> Short task
Copy all records verbatim.

--------

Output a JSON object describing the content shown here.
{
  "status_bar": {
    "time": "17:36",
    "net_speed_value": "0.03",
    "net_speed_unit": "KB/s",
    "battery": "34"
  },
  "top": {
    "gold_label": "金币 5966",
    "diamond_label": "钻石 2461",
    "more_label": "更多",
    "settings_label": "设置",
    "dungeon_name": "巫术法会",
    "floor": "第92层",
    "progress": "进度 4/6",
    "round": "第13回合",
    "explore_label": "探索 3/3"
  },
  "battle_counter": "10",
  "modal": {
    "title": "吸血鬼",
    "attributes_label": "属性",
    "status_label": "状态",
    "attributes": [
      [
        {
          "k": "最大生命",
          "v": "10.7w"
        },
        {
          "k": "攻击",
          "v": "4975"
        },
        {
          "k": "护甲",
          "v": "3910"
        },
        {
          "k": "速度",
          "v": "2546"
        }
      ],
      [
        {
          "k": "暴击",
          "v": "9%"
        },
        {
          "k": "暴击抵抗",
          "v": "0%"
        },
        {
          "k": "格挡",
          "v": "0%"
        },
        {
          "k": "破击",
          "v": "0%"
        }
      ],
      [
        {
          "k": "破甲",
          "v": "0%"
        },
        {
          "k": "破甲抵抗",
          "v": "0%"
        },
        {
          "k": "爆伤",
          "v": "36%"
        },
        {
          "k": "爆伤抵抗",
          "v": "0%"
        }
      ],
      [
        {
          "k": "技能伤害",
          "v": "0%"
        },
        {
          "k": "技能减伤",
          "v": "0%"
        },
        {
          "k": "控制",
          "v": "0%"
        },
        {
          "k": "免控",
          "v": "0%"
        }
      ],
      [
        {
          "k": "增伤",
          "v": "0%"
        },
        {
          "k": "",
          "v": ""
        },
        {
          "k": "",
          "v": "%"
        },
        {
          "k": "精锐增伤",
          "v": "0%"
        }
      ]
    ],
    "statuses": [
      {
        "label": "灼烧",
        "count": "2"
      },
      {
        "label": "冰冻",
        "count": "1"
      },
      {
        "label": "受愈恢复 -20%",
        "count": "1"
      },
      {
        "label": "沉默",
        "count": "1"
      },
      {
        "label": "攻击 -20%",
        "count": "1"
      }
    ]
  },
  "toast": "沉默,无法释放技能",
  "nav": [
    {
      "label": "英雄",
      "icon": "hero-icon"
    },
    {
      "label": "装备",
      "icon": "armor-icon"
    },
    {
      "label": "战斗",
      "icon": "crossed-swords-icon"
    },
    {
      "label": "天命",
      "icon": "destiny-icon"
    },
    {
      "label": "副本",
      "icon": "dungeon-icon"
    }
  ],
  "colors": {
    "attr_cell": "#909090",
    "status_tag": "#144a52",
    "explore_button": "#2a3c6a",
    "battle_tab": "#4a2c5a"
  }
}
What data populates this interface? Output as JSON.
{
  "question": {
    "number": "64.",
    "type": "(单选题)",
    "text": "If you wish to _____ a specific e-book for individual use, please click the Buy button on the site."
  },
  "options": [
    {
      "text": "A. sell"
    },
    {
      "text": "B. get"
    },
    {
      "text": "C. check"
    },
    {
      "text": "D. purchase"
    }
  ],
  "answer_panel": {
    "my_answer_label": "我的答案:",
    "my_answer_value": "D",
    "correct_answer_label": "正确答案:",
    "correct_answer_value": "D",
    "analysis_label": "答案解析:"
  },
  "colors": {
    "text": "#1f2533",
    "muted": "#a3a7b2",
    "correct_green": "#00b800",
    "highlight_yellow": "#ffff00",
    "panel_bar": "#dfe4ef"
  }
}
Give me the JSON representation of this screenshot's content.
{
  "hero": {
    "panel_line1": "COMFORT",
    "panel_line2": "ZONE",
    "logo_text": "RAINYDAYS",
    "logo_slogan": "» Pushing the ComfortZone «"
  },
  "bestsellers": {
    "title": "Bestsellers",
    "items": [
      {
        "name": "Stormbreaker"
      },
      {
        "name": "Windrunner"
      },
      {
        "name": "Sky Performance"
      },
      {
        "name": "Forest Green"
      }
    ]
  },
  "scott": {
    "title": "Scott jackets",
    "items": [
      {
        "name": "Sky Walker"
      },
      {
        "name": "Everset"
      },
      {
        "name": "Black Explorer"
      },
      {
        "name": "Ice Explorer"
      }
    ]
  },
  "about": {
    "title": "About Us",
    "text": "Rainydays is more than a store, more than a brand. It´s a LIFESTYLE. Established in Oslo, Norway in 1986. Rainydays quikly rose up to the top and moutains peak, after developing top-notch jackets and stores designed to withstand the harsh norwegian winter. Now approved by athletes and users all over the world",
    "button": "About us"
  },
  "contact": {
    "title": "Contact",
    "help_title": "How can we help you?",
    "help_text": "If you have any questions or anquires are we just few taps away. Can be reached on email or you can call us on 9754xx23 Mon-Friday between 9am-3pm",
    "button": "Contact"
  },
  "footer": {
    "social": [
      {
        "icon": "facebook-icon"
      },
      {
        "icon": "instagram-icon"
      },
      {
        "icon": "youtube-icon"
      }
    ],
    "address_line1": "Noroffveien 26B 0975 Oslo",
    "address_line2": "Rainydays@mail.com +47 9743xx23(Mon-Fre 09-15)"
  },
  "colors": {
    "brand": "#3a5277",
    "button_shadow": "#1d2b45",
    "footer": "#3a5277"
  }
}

--------

> Problem solution
Output a JSON object describing the content shown here.
{
  "status_bar": {
    "time": "17:36",
    "net_speed_value": "0.03",
    "net_speed_unit": "KB/s",
    "battery": "34"
  },
  "top": {
    "gold_label": "金币 5966",
    "diamond_label": "钻石 2461",
    "more_label": "更多",
    "settings_label": "设置",
    "dungeon_name": "巫术法会",
    "floor": "第92层",
    "progress": "进度 4/6",
    "round": "第13回合",
    "explore_label": "探索 3/3"
  },
  "battle_counter": "10",
  "modal": {
    "title": "吸血鬼",
    "attributes_label": "属性",
    "status_label": "状态",
    "attributes": [
      [
        {
          "k": "最大生命",
          "v": "10.7w"
        },
        {
          "k": "攻击",
          "v": "4975"
        },
        {
          "k": "护甲",
          "v": "3910"
        },
        {
          "k": "速度",
          "v": "2546"
        }
      ],
      [
        {
          "k": "暴击",
          "v": "9%"
        },
        {
          "k": "暴击抵抗",
          "v": "0%"
        },
        {
          "k": "格挡",
          "v": "0%"
        },
        {
          "k": "破击",
          "v": "0%"
        }
      ],
      [
        {
          "k": "破甲",
          "v": "0%"
        },
        {
          "k": "破甲抵抗",
          "v": "0%"
        },
        {
          "k": "爆伤",
          "v": "36%"
        },
        {
          "k": "爆伤抵抗",
          "v": "0%"
        }
      ],
      [
        {
          "k": "技能伤害",
          "v": "0%"
        },
        {
          "k": "技能减伤",
          "v": "0%"
        },
        {
          "k": "控制",
          "v": "0%"
        },
        {
          "k": "免控",
          "v": "0%"
        }
      ],
      [
        {
          "k": "增伤",
          "v": "0%"
        },
        {
          "k": "",
          "v": ""
        },
        {
          "k": "",
          "v": "%"
        },
        {
          "k": "精锐增伤",
          "v": "0%"
        }
      ]
    ],
    "statuses": [
      {
        "label": "灼烧",
        "count": "2"
      },
      {
        "label": "冰冻",
        "count": "1"
      },
      {
        "label": "受愈恢复 -20%",
        "count": "1"
      },
      {
        "label": "沉默",
        "count": "1"
      },
      {
        "label": "攻击 -20%",
        "count": "1"
      }
    ]
  },
  "toast": "沉默,无法释放技能",
  "nav": [
    {
      "label": "英雄",
      "icon": "hero-icon"
    },
    {
      "label": "装备",
      "icon": "armor-icon"
    },
    {
      "label": "战斗",
      "icon": "crossed-swords-icon"
    },
    {
      "label": "天命",
      "icon": "destiny-icon"
    },
    {
      "label": "副本",
      "icon": "dungeon-icon"
    }
  ],
  "colors": {
    "attr_cell": "#909090",
    "status_tag": "#144a52",
    "explore_button": "#2a3c6a",
    "battle_tab": "#4a2c5a"
  }
}
What data populates this interface? Output as JSON.
{
  "question": {
    "number": "64.",
    "type": "(单选题)",
    "text": "If you wish to _____ a specific e-book for individual use, please click the Buy button on the site."
  },
  "options": [
    {
      "text": "A. sell"
    },
    {
      "text": "B. get"
    },
    {
      "text": "C. check"
    },
    {
      "text": "D. purchase"
    }
  ],
  "answer_panel": {
    "my_answer_label": "我的答案:",
    "my_answer_value": "D",
    "correct_answer_label": "正确答案:",
    "correct_answer_value": "D",
    "analysis_label": "答案解析:"
  },
  "colors": {
    "text": "#1f2533",
    "muted": "#a3a7b2",
    "correct_green": "#00b800",
    "highlight_yellow": "#ffff00",
    "panel_bar": "#dfe4ef"
  }
}
Give me the JSON representation of this screenshot's content.
{
  "hero": {
    "panel_line1": "COMFORT",
    "panel_line2": "ZONE",
    "logo_text": "RAINYDAYS",
    "logo_slogan": "» Pushing the ComfortZone «"
  },
  "bestsellers": {
    "title": "Bestsellers",
    "items": [
      {
        "name": "Stormbreaker"
      },
      {
        "name": "Windrunner"
      },
      {
        "name": "Sky Performance"
      },
      {
        "name": "Forest Green"
      }
    ]
  },
  "scott": {
    "title": "Scott jackets",
    "items": [
      {
        "name": "Sky Walker"
      },
      {
        "name": "Everset"
      },
      {
        "name": "Black Explorer"
      },
      {
        "name": "Ice Explorer"
      }
    ]
  },
  "about": {
    "title": "About Us",
    "text": "Rainydays is more than a store, more than a brand. It´s a LIFESTYLE. Established in Oslo, Norway in 1986. Rainydays quikly rose up to the top and moutains peak, after developing top-notch jackets and stores designed to withstand the harsh norwegian winter. Now approved by athletes and users all over the world",
    "button": "About us"
  },
  "contact": {
    "title": "Contact",
    "help_title": "How can we help you?",
    "help_text": "If you have any questions or anquires are we just few taps away. Can be reached on email or you can call us on 9754xx23 Mon-Friday between 9am-3pm",
    "button": "Contact"
  },
  "footer": {
    "social": [
      {
        "icon": "facebook-icon"
      },
      {
        "icon": "instagram-icon"
      },
      {
        "icon": "youtube-icon"
      }
    ],
    "address_line1": "Noroffveien 26B 0975 Oslo",
    "address_line2": "Rainydays@mail.com +47 9743xx23(Mon-Fre 09-15)"
  },
  "colors": {
    "brand": "#3a5277",
    "button_shadow": "#1d2b45",
    "footer": "#3a5277"
  }
}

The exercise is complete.